___ Supplied records

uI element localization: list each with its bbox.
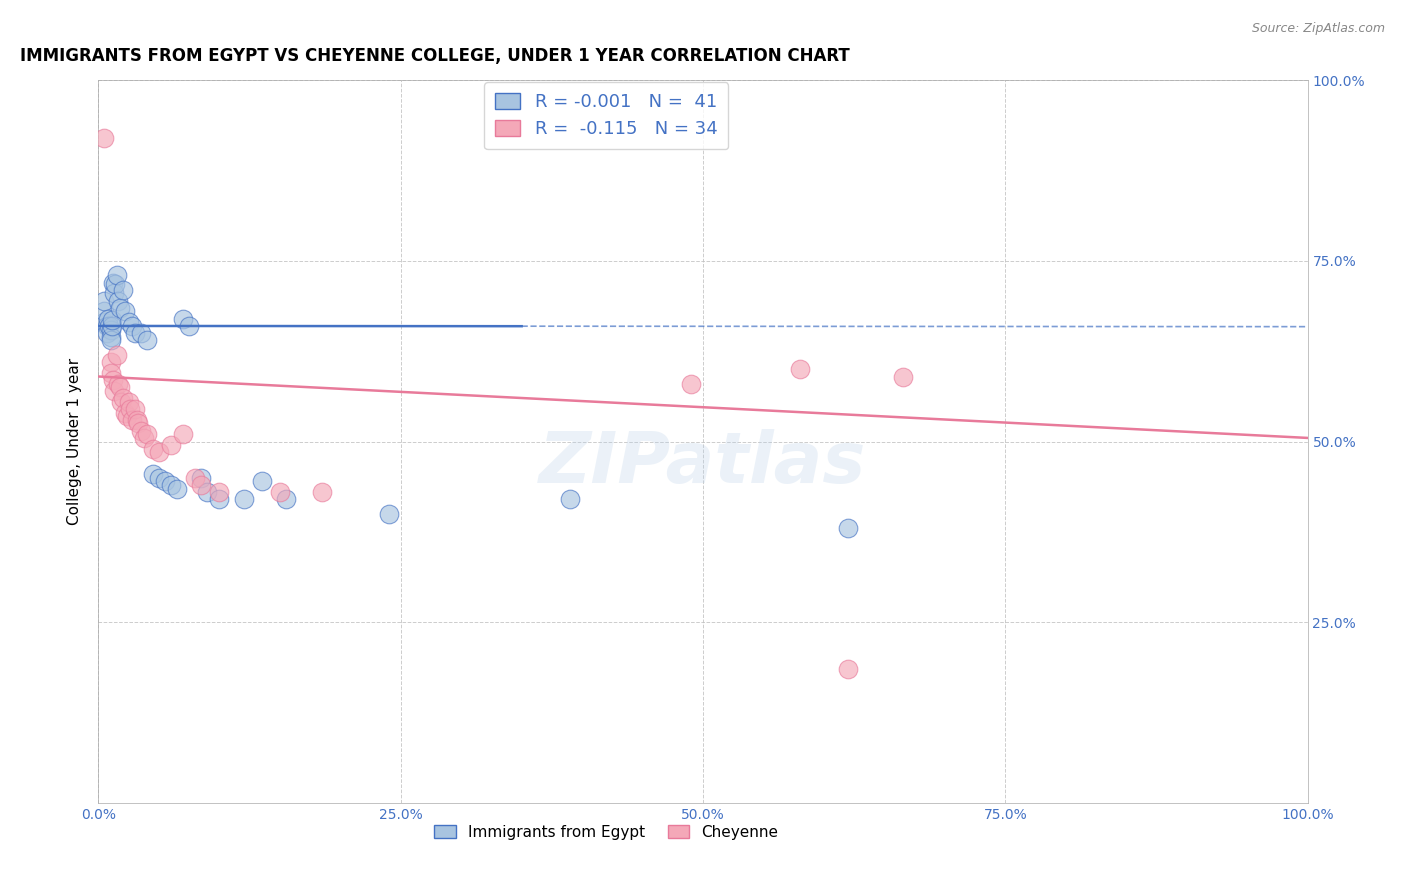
Point bbox=[269, 485, 291, 500]
Point bbox=[679, 376, 702, 391]
Point bbox=[93, 131, 115, 145]
Point bbox=[124, 326, 146, 340]
Point bbox=[166, 482, 188, 496]
Point bbox=[190, 470, 212, 484]
Point bbox=[891, 369, 914, 384]
Point bbox=[100, 355, 122, 369]
Point bbox=[311, 485, 333, 500]
Point bbox=[142, 442, 165, 456]
Point bbox=[100, 313, 122, 327]
Point bbox=[789, 362, 811, 376]
Point bbox=[148, 445, 170, 459]
Point bbox=[97, 311, 120, 326]
Point bbox=[377, 507, 399, 521]
Point bbox=[100, 322, 122, 336]
Point bbox=[121, 413, 143, 427]
Point bbox=[100, 366, 122, 380]
Point bbox=[108, 301, 131, 315]
Point bbox=[93, 304, 115, 318]
Point bbox=[129, 424, 152, 438]
Point bbox=[100, 330, 122, 344]
Point bbox=[160, 478, 183, 492]
Point bbox=[118, 394, 141, 409]
Point bbox=[98, 318, 121, 333]
Text: ZIPatlas: ZIPatlas bbox=[540, 429, 866, 498]
Point bbox=[117, 409, 139, 424]
Point bbox=[232, 492, 254, 507]
Point bbox=[837, 521, 859, 535]
Point bbox=[104, 277, 127, 291]
Point bbox=[135, 334, 157, 348]
Y-axis label: College, Under 1 year: College, Under 1 year bbox=[67, 358, 83, 525]
Point bbox=[111, 391, 134, 405]
Point bbox=[101, 373, 124, 387]
Point bbox=[274, 492, 297, 507]
Point bbox=[179, 318, 201, 333]
Point bbox=[107, 376, 129, 391]
Point bbox=[124, 402, 146, 417]
Text: Source: ZipAtlas.com: Source: ZipAtlas.com bbox=[1251, 22, 1385, 36]
Point bbox=[105, 268, 128, 283]
Point bbox=[142, 467, 165, 481]
Point bbox=[208, 492, 231, 507]
Point bbox=[100, 318, 122, 333]
Point bbox=[111, 283, 134, 297]
Point bbox=[160, 438, 183, 452]
Point bbox=[114, 304, 136, 318]
Point bbox=[96, 318, 118, 333]
Point bbox=[127, 417, 149, 431]
Point bbox=[93, 293, 115, 308]
Point bbox=[250, 475, 273, 489]
Point bbox=[118, 402, 141, 417]
Point bbox=[118, 315, 141, 329]
Point bbox=[114, 406, 136, 420]
Point bbox=[837, 662, 859, 676]
Point bbox=[153, 475, 176, 489]
Legend: Immigrants from Egypt, Cheyenne: Immigrants from Egypt, Cheyenne bbox=[427, 819, 785, 846]
Point bbox=[172, 427, 194, 442]
Point bbox=[134, 431, 156, 445]
Point bbox=[103, 286, 125, 301]
Point bbox=[190, 478, 212, 492]
Point bbox=[103, 384, 125, 398]
Point bbox=[108, 380, 131, 394]
Point bbox=[107, 293, 129, 308]
Point bbox=[172, 311, 194, 326]
Point bbox=[101, 276, 124, 290]
Point bbox=[129, 326, 152, 340]
Point bbox=[195, 485, 218, 500]
Text: IMMIGRANTS FROM EGYPT VS CHEYENNE COLLEGE, UNDER 1 YEAR CORRELATION CHART: IMMIGRANTS FROM EGYPT VS CHEYENNE COLLEG… bbox=[20, 47, 849, 65]
Point bbox=[127, 413, 149, 427]
Point bbox=[148, 470, 170, 484]
Point bbox=[110, 394, 132, 409]
Point bbox=[93, 315, 115, 329]
Point bbox=[135, 427, 157, 442]
Point bbox=[121, 318, 143, 333]
Point bbox=[105, 348, 128, 362]
Point bbox=[96, 326, 118, 340]
Point bbox=[208, 485, 231, 500]
Point bbox=[558, 492, 581, 507]
Point bbox=[184, 470, 207, 484]
Point bbox=[100, 334, 122, 348]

______

[Work to do]
Copy out the material verbatim, from the line with "Point bbox=[269, 485, 291, 500]" down to the line with "Point bbox=[108, 301, 131, 315]", both included.

[Full solution]
Point bbox=[269, 485, 291, 500]
Point bbox=[679, 376, 702, 391]
Point bbox=[93, 131, 115, 145]
Point bbox=[124, 326, 146, 340]
Point bbox=[166, 482, 188, 496]
Point bbox=[190, 470, 212, 484]
Point bbox=[891, 369, 914, 384]
Point bbox=[100, 355, 122, 369]
Point bbox=[311, 485, 333, 500]
Point bbox=[142, 442, 165, 456]
Point bbox=[100, 313, 122, 327]
Point bbox=[789, 362, 811, 376]
Point bbox=[148, 445, 170, 459]
Point bbox=[97, 311, 120, 326]
Point bbox=[377, 507, 399, 521]
Point bbox=[100, 322, 122, 336]
Point bbox=[121, 413, 143, 427]
Point bbox=[100, 366, 122, 380]
Point bbox=[108, 301, 131, 315]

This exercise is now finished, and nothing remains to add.